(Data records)
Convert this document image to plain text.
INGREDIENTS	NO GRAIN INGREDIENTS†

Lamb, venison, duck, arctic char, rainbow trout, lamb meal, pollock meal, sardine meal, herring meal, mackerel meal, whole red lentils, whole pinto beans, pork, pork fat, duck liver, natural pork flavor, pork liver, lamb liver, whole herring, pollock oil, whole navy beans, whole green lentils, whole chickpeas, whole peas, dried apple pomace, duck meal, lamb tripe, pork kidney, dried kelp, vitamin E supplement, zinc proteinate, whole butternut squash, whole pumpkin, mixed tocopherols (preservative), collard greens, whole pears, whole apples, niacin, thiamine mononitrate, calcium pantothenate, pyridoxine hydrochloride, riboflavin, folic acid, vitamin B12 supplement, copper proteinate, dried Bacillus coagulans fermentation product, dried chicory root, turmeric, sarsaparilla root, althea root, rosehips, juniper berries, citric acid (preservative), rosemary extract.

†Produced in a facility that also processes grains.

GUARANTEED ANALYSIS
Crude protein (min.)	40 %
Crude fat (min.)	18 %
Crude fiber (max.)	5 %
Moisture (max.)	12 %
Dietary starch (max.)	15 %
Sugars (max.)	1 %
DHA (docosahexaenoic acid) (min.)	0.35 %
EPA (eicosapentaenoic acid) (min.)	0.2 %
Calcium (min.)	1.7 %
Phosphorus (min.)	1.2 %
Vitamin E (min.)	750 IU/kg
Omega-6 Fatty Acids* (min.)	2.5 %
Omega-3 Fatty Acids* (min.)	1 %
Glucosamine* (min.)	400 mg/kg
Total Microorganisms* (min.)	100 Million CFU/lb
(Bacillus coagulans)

Task goal: Line by line, reproduce the data above exactly.

Finished task:
Convert this document image to plain text.
INGREDIENTS	NO GRAIN INGREDIENTS†

Lamb, venison, duck, arctic char, rainbow trout, lamb meal, pollock meal, sardine meal, herring meal, mackerel meal, whole red lentils, whole pinto beans, pork, pork fat, duck liver, natural pork flavor, pork liver, lamb liver, whole herring, pollock oil, whole navy beans, whole green lentils, whole chickpeas, whole peas, dried apple pomace, duck meal, lamb tripe, pork kidney, dried kelp, vitamin E supplement, zinc proteinate, whole butternut squash, whole pumpkin, mixed tocopherols (preservative), collard greens, whole pears, whole apples, niacin, thiamine mononitrate, calcium pantothenate, pyridoxine hydrochloride, riboflavin, folic acid, vitamin B12 supplement, copper proteinate, dried Bacillus coagulans fermentation product, dried chicory root, turmeric, sarsaparilla root, althea root, rosehips, juniper berries, citric acid (preservative), rosemary extract.

†Produced in a facility that also processes grains.

GUARANTEED ANALYSIS
Crude protein (min.)	40 %
Crude fat (min.)	18 %
Crude fiber (max.)	5 %
Moisture (max.)	12 %
Dietary starch (max.)	15 %
Sugars (max.)	1 %
DHA (docosahexaenoic acid) (min.)	0.35 %
EPA (eicosapentaenoic acid) (min.)	0.2 %
Calcium (min.)	1.7 %
Phosphorus (min.)	1.2 %
Vitamin E (min.)	750 IU/kg
Omega-6 Fatty Acids* (min.)	2.5 %
Omega-3 Fatty Acids* (min.)	1 %
Glucosamine* (min.)	400 mg/kg
Total Microorganisms* (min.)	100 Million CFU/lb
(Bacillus coagulans)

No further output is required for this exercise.